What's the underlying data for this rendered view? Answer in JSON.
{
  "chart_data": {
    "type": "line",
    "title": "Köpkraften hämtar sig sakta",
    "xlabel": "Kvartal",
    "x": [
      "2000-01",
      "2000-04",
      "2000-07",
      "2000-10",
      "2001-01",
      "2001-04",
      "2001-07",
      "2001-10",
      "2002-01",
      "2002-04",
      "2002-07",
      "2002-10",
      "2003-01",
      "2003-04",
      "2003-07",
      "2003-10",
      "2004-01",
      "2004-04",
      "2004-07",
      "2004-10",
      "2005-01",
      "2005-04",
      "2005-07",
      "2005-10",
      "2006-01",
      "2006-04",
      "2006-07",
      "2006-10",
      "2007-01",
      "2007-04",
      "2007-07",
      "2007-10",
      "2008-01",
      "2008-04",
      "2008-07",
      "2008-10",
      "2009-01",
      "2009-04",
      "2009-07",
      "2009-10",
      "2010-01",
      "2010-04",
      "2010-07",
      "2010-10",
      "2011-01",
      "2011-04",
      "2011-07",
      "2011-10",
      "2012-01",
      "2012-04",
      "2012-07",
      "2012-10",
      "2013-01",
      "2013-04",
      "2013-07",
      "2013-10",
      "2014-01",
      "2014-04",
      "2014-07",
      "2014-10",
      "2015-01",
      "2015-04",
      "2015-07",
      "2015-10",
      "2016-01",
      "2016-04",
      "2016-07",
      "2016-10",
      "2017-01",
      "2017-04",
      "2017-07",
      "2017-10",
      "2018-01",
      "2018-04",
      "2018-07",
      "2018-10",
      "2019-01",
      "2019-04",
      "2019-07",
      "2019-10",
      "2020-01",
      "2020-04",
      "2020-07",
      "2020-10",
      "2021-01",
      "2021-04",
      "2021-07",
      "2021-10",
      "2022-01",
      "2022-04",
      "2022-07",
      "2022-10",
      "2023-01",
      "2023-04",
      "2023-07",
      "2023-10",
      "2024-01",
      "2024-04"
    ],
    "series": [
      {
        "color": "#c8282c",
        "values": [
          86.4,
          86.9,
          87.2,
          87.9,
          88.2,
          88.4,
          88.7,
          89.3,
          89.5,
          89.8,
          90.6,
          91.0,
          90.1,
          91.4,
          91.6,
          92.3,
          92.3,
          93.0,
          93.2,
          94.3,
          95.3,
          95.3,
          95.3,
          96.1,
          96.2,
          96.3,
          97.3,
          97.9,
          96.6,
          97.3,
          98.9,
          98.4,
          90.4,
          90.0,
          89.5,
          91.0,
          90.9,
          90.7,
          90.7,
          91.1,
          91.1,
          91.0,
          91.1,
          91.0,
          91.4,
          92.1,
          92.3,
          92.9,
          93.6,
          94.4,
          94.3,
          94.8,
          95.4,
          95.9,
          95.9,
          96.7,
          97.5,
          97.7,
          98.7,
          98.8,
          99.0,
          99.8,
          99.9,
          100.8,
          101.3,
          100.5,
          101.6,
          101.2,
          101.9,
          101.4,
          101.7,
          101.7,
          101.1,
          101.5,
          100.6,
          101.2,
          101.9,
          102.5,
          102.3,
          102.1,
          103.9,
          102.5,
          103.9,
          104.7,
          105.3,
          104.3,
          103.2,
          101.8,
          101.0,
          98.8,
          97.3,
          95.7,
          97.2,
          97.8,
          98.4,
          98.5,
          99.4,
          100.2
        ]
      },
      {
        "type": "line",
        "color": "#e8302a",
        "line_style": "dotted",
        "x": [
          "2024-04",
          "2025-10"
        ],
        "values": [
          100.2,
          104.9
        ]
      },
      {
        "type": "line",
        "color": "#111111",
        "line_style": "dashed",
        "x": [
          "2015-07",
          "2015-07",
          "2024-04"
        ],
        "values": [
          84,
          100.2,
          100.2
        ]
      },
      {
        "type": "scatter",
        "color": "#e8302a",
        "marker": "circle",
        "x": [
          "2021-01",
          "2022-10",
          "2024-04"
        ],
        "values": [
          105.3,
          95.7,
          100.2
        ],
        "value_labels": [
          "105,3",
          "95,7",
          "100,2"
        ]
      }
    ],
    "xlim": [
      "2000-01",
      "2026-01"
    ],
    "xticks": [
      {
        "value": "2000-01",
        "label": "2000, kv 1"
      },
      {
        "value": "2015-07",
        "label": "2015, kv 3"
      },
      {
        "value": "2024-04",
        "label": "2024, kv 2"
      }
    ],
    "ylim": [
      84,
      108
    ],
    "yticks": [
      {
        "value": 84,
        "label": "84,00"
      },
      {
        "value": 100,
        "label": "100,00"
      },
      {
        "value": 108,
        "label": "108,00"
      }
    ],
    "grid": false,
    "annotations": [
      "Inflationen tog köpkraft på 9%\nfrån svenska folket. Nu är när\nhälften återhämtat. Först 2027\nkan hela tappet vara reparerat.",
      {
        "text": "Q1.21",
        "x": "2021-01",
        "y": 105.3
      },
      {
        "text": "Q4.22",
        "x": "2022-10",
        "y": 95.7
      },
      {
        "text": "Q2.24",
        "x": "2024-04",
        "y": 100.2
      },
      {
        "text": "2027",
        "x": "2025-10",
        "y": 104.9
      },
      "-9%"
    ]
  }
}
========================================
Task brief.
Search the entries for the word "color" and copy every line that has it.

Task response.
        "color": "#c8282c",
        "color": "#e8302a",
        "color": "#111111",
        "color": "#e8302a",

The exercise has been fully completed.